▶ _Data rows_:
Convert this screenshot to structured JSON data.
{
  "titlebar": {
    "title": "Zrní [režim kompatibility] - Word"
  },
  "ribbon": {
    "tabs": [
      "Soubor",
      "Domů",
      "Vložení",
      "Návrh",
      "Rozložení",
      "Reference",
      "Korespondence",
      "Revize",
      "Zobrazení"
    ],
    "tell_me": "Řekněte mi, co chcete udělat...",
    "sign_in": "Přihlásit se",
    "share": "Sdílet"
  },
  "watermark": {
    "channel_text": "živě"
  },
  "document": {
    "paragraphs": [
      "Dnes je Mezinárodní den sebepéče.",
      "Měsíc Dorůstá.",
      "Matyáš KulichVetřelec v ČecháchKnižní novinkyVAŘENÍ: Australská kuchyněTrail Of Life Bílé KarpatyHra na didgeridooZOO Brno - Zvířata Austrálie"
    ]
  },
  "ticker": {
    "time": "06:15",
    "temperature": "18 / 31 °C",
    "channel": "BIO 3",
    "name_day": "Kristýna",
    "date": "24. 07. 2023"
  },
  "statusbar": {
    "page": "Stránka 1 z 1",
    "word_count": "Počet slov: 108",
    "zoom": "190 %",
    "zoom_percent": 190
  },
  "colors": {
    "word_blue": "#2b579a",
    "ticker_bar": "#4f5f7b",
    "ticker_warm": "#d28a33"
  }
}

▶ _Stated goal_:
Output the records above in their entirety, exactly.

▶ _Task result_:
Convert this screenshot to structured JSON data.
{
  "titlebar": {
    "title": "Zrní [režim kompatibility] - Word"
  },
  "ribbon": {
    "tabs": [
      "Soubor",
      "Domů",
      "Vložení",
      "Návrh",
      "Rozložení",
      "Reference",
      "Korespondence",
      "Revize",
      "Zobrazení"
    ],
    "tell_me": "Řekněte mi, co chcete udělat...",
    "sign_in": "Přihlásit se",
    "share": "Sdílet"
  },
  "watermark": {
    "channel_text": "živě"
  },
  "document": {
    "paragraphs": [
      "Dnes je Mezinárodní den sebepéče.",
      "Měsíc Dorůstá.",
      "Matyáš KulichVetřelec v ČecháchKnižní novinkyVAŘENÍ: Australská kuchyněTrail Of Life Bílé KarpatyHra na didgeridooZOO Brno - Zvířata Austrálie"
    ]
  },
  "ticker": {
    "time": "06:15",
    "temperature": "18 / 31 °C",
    "channel": "BIO 3",
    "name_day": "Kristýna",
    "date": "24. 07. 2023"
  },
  "statusbar": {
    "page": "Stránka 1 z 1",
    "word_count": "Počet slov: 108",
    "zoom": "190 %",
    "zoom_percent": 190
  },
  "colors": {
    "word_blue": "#2b579a",
    "ticker_bar": "#4f5f7b",
    "ticker_warm": "#d28a33"
  }
}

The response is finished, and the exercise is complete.